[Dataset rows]

— start —

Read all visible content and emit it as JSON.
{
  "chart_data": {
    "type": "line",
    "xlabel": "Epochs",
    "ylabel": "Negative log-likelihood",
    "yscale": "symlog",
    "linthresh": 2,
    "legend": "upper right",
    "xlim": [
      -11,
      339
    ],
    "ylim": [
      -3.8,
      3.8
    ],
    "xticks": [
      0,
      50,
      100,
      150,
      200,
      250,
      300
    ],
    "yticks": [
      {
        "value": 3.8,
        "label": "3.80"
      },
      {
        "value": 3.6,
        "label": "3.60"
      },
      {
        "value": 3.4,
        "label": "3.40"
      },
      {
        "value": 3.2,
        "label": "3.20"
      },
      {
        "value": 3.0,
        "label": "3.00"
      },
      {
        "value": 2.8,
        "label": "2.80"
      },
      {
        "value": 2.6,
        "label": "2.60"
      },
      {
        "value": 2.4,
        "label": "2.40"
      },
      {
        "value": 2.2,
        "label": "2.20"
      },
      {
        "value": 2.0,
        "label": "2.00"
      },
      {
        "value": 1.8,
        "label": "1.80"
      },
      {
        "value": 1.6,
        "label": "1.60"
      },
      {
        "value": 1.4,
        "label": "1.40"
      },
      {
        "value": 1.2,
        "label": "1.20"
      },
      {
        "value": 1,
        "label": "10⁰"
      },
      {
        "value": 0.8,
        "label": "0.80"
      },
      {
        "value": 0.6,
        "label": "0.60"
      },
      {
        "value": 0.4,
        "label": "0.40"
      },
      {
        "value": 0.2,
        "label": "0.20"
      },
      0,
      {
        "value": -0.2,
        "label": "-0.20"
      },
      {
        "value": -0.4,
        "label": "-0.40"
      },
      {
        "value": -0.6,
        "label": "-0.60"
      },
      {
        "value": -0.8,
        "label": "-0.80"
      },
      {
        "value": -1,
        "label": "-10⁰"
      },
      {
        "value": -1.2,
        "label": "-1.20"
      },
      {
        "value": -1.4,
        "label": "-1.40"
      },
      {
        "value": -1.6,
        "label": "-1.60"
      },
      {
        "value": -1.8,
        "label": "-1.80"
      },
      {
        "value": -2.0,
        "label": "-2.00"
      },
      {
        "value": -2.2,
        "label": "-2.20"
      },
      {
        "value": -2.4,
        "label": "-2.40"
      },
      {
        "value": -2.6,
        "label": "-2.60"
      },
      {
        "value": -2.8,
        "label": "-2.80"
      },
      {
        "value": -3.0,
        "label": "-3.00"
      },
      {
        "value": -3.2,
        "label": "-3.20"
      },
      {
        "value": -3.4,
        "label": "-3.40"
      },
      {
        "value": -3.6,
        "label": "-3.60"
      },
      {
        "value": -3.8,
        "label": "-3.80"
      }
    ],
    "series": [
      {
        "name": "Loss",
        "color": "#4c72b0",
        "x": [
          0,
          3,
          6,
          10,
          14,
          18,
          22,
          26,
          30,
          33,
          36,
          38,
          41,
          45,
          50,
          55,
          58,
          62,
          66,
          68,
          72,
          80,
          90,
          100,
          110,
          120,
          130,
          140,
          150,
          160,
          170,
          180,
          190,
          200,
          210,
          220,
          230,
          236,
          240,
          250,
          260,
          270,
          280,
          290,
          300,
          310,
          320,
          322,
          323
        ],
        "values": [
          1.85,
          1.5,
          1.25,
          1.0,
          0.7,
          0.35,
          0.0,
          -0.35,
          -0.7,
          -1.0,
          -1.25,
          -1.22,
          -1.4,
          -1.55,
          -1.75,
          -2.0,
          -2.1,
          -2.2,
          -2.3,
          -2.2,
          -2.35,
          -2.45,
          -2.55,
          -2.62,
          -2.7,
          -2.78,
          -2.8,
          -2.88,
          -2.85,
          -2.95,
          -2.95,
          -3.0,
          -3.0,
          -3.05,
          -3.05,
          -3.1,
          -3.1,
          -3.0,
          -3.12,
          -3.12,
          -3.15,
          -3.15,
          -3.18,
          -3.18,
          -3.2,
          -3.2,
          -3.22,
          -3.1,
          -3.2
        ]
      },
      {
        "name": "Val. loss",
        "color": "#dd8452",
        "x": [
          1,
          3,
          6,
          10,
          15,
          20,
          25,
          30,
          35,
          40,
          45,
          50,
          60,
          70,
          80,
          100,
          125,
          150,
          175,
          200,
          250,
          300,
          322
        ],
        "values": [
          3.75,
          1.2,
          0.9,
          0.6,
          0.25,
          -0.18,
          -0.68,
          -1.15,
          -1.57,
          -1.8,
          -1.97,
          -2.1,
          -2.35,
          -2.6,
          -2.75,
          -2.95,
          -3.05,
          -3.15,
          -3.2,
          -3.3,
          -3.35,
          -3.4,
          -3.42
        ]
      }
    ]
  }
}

— end —

§ What this task involves: Send back all of the entries exactly, with nothing missing.

§ Solved exercise:
Read all visible content and emit it as JSON.
{
  "chart_data": {
    "type": "line",
    "xlabel": "Epochs",
    "ylabel": "Negative log-likelihood",
    "yscale": "symlog",
    "linthresh": 2,
    "legend": "upper right",
    "xlim": [
      -11,
      339
    ],
    "ylim": [
      -3.8,
      3.8
    ],
    "xticks": [
      0,
      50,
      100,
      150,
      200,
      250,
      300
    ],
    "yticks": [
      {
        "value": 3.8,
        "label": "3.80"
      },
      {
        "value": 3.6,
        "label": "3.60"
      },
      {
        "value": 3.4,
        "label": "3.40"
      },
      {
        "value": 3.2,
        "label": "3.20"
      },
      {
        "value": 3.0,
        "label": "3.00"
      },
      {
        "value": 2.8,
        "label": "2.80"
      },
      {
        "value": 2.6,
        "label": "2.60"
      },
      {
        "value": 2.4,
        "label": "2.40"
      },
      {
        "value": 2.2,
        "label": "2.20"
      },
      {
        "value": 2.0,
        "label": "2.00"
      },
      {
        "value": 1.8,
        "label": "1.80"
      },
      {
        "value": 1.6,
        "label": "1.60"
      },
      {
        "value": 1.4,
        "label": "1.40"
      },
      {
        "value": 1.2,
        "label": "1.20"
      },
      {
        "value": 1,
        "label": "10⁰"
      },
      {
        "value": 0.8,
        "label": "0.80"
      },
      {
        "value": 0.6,
        "label": "0.60"
      },
      {
        "value": 0.4,
        "label": "0.40"
      },
      {
        "value": 0.2,
        "label": "0.20"
      },
      0,
      {
        "value": -0.2,
        "label": "-0.20"
      },
      {
        "value": -0.4,
        "label": "-0.40"
      },
      {
        "value": -0.6,
        "label": "-0.60"
      },
      {
        "value": -0.8,
        "label": "-0.80"
      },
      {
        "value": -1,
        "label": "-10⁰"
      },
      {
        "value": -1.2,
        "label": "-1.20"
      },
      {
        "value": -1.4,
        "label": "-1.40"
      },
      {
        "value": -1.6,
        "label": "-1.60"
      },
      {
        "value": -1.8,
        "label": "-1.80"
      },
      {
        "value": -2.0,
        "label": "-2.00"
      },
      {
        "value": -2.2,
        "label": "-2.20"
      },
      {
        "value": -2.4,
        "label": "-2.40"
      },
      {
        "value": -2.6,
        "label": "-2.60"
      },
      {
        "value": -2.8,
        "label": "-2.80"
      },
      {
        "value": -3.0,
        "label": "-3.00"
      },
      {
        "value": -3.2,
        "label": "-3.20"
      },
      {
        "value": -3.4,
        "label": "-3.40"
      },
      {
        "value": -3.6,
        "label": "-3.60"
      },
      {
        "value": -3.8,
        "label": "-3.80"
      }
    ],
    "series": [
      {
        "name": "Loss",
        "color": "#4c72b0",
        "x": [
          0,
          3,
          6,
          10,
          14,
          18,
          22,
          26,
          30,
          33,
          36,
          38,
          41,
          45,
          50,
          55,
          58,
          62,
          66,
          68,
          72,
          80,
          90,
          100,
          110,
          120,
          130,
          140,
          150,
          160,
          170,
          180,
          190,
          200,
          210,
          220,
          230,
          236,
          240,
          250,
          260,
          270,
          280,
          290,
          300,
          310,
          320,
          322,
          323
        ],
        "values": [
          1.85,
          1.5,
          1.25,
          1.0,
          0.7,
          0.35,
          0.0,
          -0.35,
          -0.7,
          -1.0,
          -1.25,
          -1.22,
          -1.4,
          -1.55,
          -1.75,
          -2.0,
          -2.1,
          -2.2,
          -2.3,
          -2.2,
          -2.35,
          -2.45,
          -2.55,
          -2.62,
          -2.7,
          -2.78,
          -2.8,
          -2.88,
          -2.85,
          -2.95,
          -2.95,
          -3.0,
          -3.0,
          -3.05,
          -3.05,
          -3.1,
          -3.1,
          -3.0,
          -3.12,
          -3.12,
          -3.15,
          -3.15,
          -3.18,
          -3.18,
          -3.2,
          -3.2,
          -3.22,
          -3.1,
          -3.2
        ]
      },
      {
        "name": "Val. loss",
        "color": "#dd8452",
        "x": [
          1,
          3,
          6,
          10,
          15,
          20,
          25,
          30,
          35,
          40,
          45,
          50,
          60,
          70,
          80,
          100,
          125,
          150,
          175,
          200,
          250,
          300,
          322
        ],
        "values": [
          3.75,
          1.2,
          0.9,
          0.6,
          0.25,
          -0.18,
          -0.68,
          -1.15,
          -1.57,
          -1.8,
          -1.97,
          -2.1,
          -2.35,
          -2.6,
          -2.75,
          -2.95,
          -3.05,
          -3.15,
          -3.2,
          -3.3,
          -3.35,
          -3.4,
          -3.42
        ]
      }
    ]
  }
}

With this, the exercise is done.